_RECORDS SUPPLIED_.
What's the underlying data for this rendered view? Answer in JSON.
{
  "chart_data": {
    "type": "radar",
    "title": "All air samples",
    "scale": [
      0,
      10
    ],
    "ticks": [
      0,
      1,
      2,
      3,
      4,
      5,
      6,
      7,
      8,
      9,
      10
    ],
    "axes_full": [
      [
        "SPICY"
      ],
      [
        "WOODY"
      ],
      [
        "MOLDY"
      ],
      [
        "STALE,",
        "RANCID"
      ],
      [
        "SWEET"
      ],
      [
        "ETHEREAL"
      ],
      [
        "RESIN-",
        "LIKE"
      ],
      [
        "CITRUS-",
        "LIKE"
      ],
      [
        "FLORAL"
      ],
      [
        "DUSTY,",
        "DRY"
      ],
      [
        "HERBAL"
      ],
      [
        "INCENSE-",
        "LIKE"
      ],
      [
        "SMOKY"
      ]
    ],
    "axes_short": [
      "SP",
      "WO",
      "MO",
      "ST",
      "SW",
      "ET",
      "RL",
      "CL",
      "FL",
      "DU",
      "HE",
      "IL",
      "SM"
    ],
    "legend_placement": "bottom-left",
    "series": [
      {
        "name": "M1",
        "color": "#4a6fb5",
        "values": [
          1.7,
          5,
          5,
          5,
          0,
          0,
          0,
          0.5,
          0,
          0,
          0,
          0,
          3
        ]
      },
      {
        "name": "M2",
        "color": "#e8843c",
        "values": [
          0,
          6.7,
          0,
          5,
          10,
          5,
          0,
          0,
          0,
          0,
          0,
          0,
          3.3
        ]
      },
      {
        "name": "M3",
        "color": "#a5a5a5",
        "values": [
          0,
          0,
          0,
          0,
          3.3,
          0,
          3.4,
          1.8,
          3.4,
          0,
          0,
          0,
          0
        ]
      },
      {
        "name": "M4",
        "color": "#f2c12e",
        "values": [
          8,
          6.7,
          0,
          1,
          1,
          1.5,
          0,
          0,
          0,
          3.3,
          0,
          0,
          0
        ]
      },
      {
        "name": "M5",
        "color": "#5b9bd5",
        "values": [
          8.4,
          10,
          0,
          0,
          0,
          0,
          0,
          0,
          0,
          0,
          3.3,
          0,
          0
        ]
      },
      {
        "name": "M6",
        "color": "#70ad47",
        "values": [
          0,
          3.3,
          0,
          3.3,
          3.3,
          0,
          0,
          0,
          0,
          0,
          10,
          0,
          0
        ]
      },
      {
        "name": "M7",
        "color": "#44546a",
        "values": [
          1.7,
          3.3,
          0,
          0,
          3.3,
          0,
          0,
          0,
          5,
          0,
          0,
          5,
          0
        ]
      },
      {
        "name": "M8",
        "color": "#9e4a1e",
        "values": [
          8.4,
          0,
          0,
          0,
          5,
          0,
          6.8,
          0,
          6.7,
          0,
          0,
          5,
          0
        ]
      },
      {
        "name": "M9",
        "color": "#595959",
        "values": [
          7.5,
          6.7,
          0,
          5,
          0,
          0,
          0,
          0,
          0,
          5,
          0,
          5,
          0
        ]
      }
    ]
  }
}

_WRITTEN PROBLEM_.
Repeat the records exactly, including every line.

_OUTPUT OF THE TASK_.
What's the underlying data for this rendered view? Answer in JSON.
{
  "chart_data": {
    "type": "radar",
    "title": "All air samples",
    "scale": [
      0,
      10
    ],
    "ticks": [
      0,
      1,
      2,
      3,
      4,
      5,
      6,
      7,
      8,
      9,
      10
    ],
    "axes_full": [
      [
        "SPICY"
      ],
      [
        "WOODY"
      ],
      [
        "MOLDY"
      ],
      [
        "STALE,",
        "RANCID"
      ],
      [
        "SWEET"
      ],
      [
        "ETHEREAL"
      ],
      [
        "RESIN-",
        "LIKE"
      ],
      [
        "CITRUS-",
        "LIKE"
      ],
      [
        "FLORAL"
      ],
      [
        "DUSTY,",
        "DRY"
      ],
      [
        "HERBAL"
      ],
      [
        "INCENSE-",
        "LIKE"
      ],
      [
        "SMOKY"
      ]
    ],
    "axes_short": [
      "SP",
      "WO",
      "MO",
      "ST",
      "SW",
      "ET",
      "RL",
      "CL",
      "FL",
      "DU",
      "HE",
      "IL",
      "SM"
    ],
    "legend_placement": "bottom-left",
    "series": [
      {
        "name": "M1",
        "color": "#4a6fb5",
        "values": [
          1.7,
          5,
          5,
          5,
          0,
          0,
          0,
          0.5,
          0,
          0,
          0,
          0,
          3
        ]
      },
      {
        "name": "M2",
        "color": "#e8843c",
        "values": [
          0,
          6.7,
          0,
          5,
          10,
          5,
          0,
          0,
          0,
          0,
          0,
          0,
          3.3
        ]
      },
      {
        "name": "M3",
        "color": "#a5a5a5",
        "values": [
          0,
          0,
          0,
          0,
          3.3,
          0,
          3.4,
          1.8,
          3.4,
          0,
          0,
          0,
          0
        ]
      },
      {
        "name": "M4",
        "color": "#f2c12e",
        "values": [
          8,
          6.7,
          0,
          1,
          1,
          1.5,
          0,
          0,
          0,
          3.3,
          0,
          0,
          0
        ]
      },
      {
        "name": "M5",
        "color": "#5b9bd5",
        "values": [
          8.4,
          10,
          0,
          0,
          0,
          0,
          0,
          0,
          0,
          0,
          3.3,
          0,
          0
        ]
      },
      {
        "name": "M6",
        "color": "#70ad47",
        "values": [
          0,
          3.3,
          0,
          3.3,
          3.3,
          0,
          0,
          0,
          0,
          0,
          10,
          0,
          0
        ]
      },
      {
        "name": "M7",
        "color": "#44546a",
        "values": [
          1.7,
          3.3,
          0,
          0,
          3.3,
          0,
          0,
          0,
          5,
          0,
          0,
          5,
          0
        ]
      },
      {
        "name": "M8",
        "color": "#9e4a1e",
        "values": [
          8.4,
          0,
          0,
          0,
          5,
          0,
          6.8,
          0,
          6.7,
          0,
          0,
          5,
          0
        ]
      },
      {
        "name": "M9",
        "color": "#595959",
        "values": [
          7.5,
          6.7,
          0,
          5,
          0,
          0,
          0,
          0,
          0,
          5,
          0,
          5,
          0
        ]
      }
    ]
  }
}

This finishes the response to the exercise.